### Requirements
Show every line containing "cracking" by copying it.

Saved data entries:
[BEGIN]

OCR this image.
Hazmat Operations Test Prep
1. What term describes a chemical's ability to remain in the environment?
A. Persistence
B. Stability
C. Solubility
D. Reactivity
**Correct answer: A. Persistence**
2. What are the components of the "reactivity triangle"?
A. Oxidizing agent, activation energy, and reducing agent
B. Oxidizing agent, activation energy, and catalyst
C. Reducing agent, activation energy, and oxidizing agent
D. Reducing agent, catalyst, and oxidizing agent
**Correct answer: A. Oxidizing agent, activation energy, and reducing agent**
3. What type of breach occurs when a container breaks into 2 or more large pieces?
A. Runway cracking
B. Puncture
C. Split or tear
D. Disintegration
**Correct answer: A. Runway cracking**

[END]
[BEGIN]

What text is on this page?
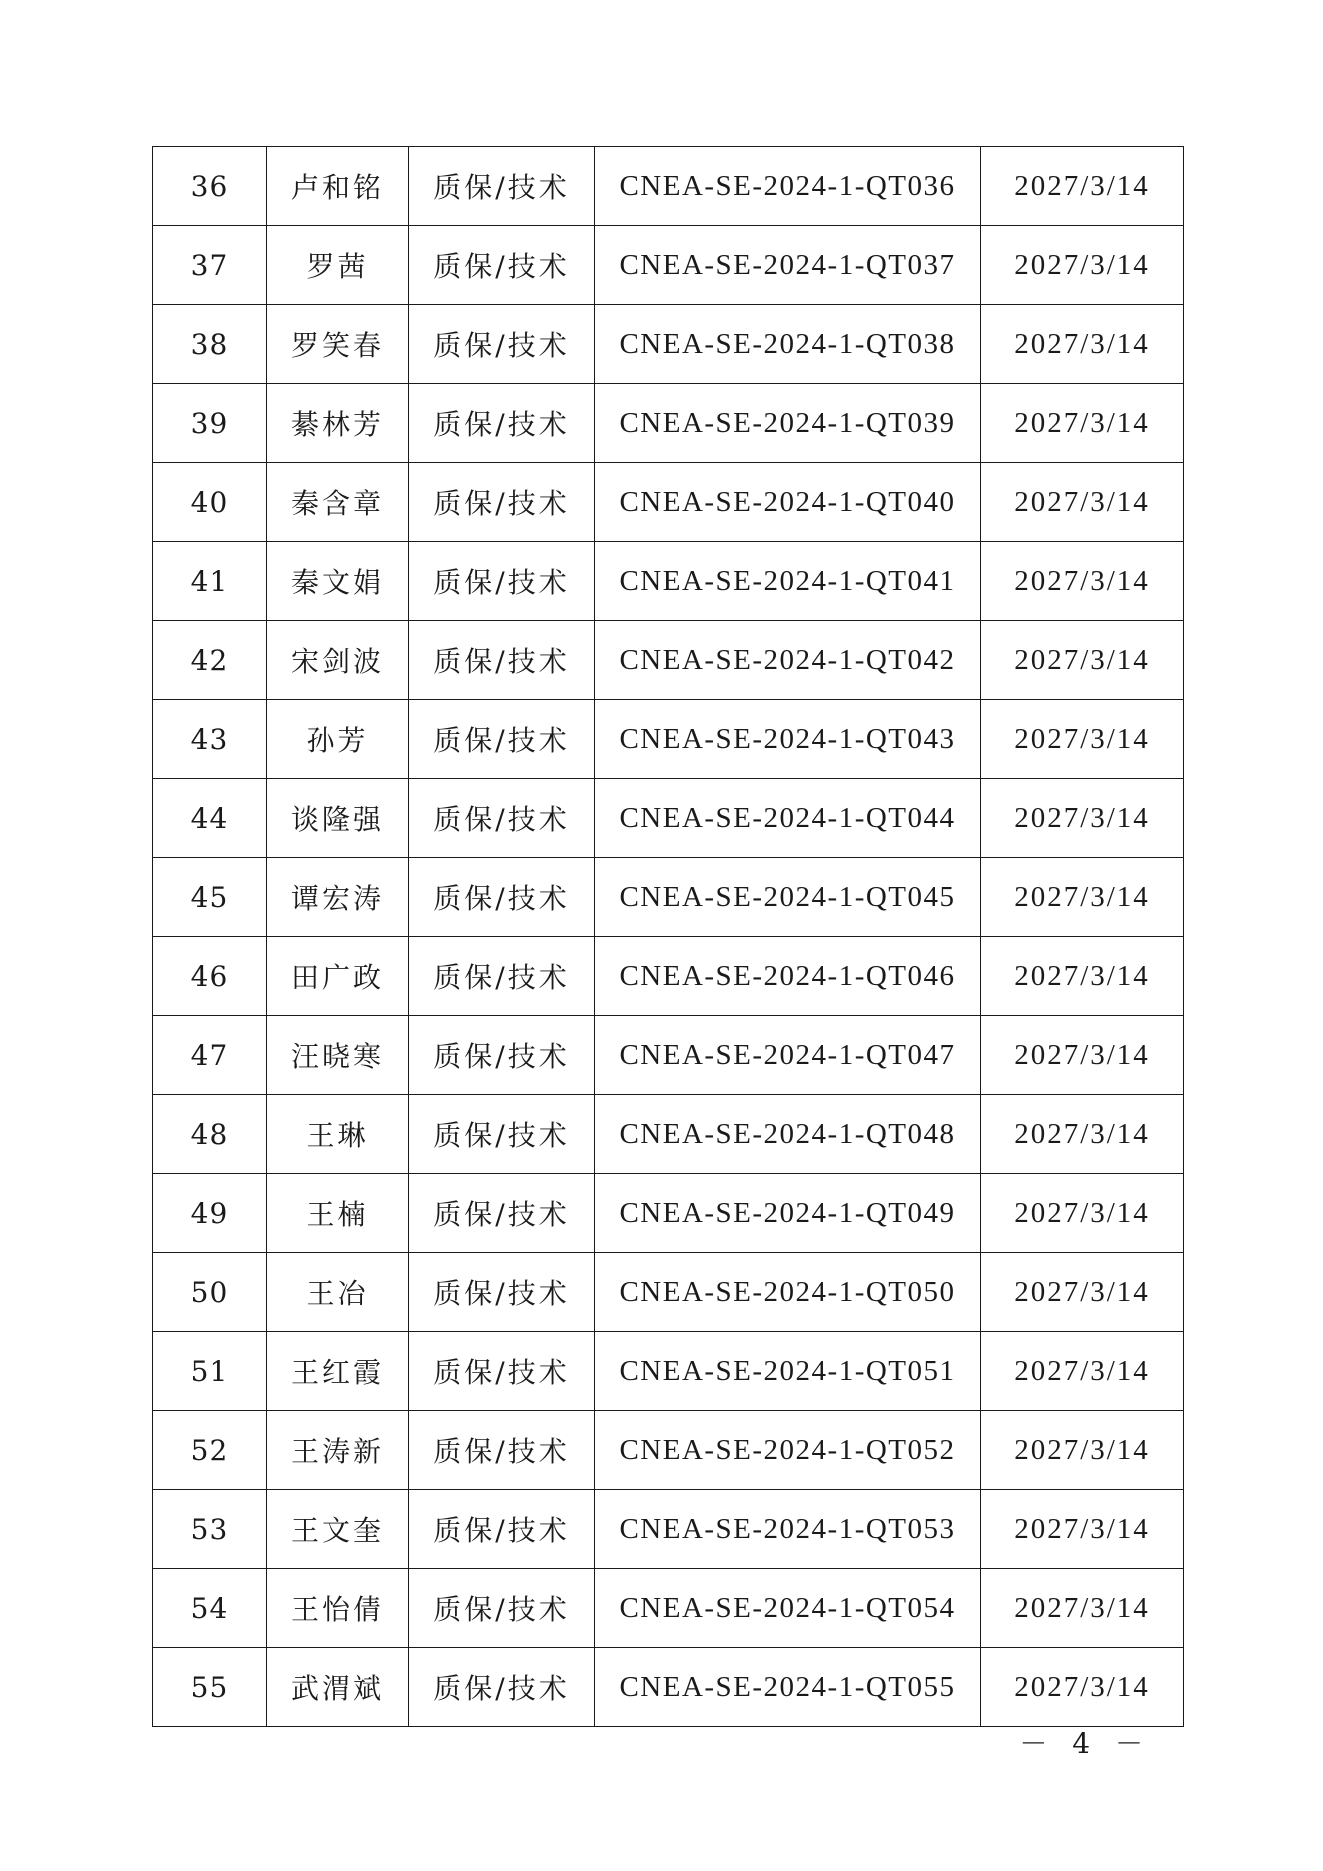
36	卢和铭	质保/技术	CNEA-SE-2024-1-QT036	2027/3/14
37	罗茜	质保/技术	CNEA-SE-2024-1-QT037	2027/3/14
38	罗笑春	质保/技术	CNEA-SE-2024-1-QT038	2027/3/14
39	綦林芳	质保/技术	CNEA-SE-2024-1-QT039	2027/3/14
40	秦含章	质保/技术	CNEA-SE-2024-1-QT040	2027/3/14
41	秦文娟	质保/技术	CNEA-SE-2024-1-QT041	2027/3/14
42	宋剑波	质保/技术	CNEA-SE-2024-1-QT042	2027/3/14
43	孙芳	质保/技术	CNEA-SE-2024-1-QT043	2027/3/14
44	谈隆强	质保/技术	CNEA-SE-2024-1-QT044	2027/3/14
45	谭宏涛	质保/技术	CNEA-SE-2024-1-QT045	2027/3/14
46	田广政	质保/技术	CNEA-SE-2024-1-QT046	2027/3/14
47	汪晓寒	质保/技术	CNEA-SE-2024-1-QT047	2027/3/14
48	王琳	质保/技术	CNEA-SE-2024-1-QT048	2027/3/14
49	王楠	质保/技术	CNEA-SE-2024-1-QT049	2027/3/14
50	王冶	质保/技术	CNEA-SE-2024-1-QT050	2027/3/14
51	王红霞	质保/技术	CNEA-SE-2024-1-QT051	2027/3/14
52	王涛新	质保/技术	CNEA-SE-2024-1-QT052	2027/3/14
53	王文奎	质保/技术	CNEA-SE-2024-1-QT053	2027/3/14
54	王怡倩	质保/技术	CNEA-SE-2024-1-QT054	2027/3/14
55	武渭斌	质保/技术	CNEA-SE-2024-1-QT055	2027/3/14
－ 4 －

[END]

### Result of the task
A. Runway cracking
**Correct answer: A. Runway cracking**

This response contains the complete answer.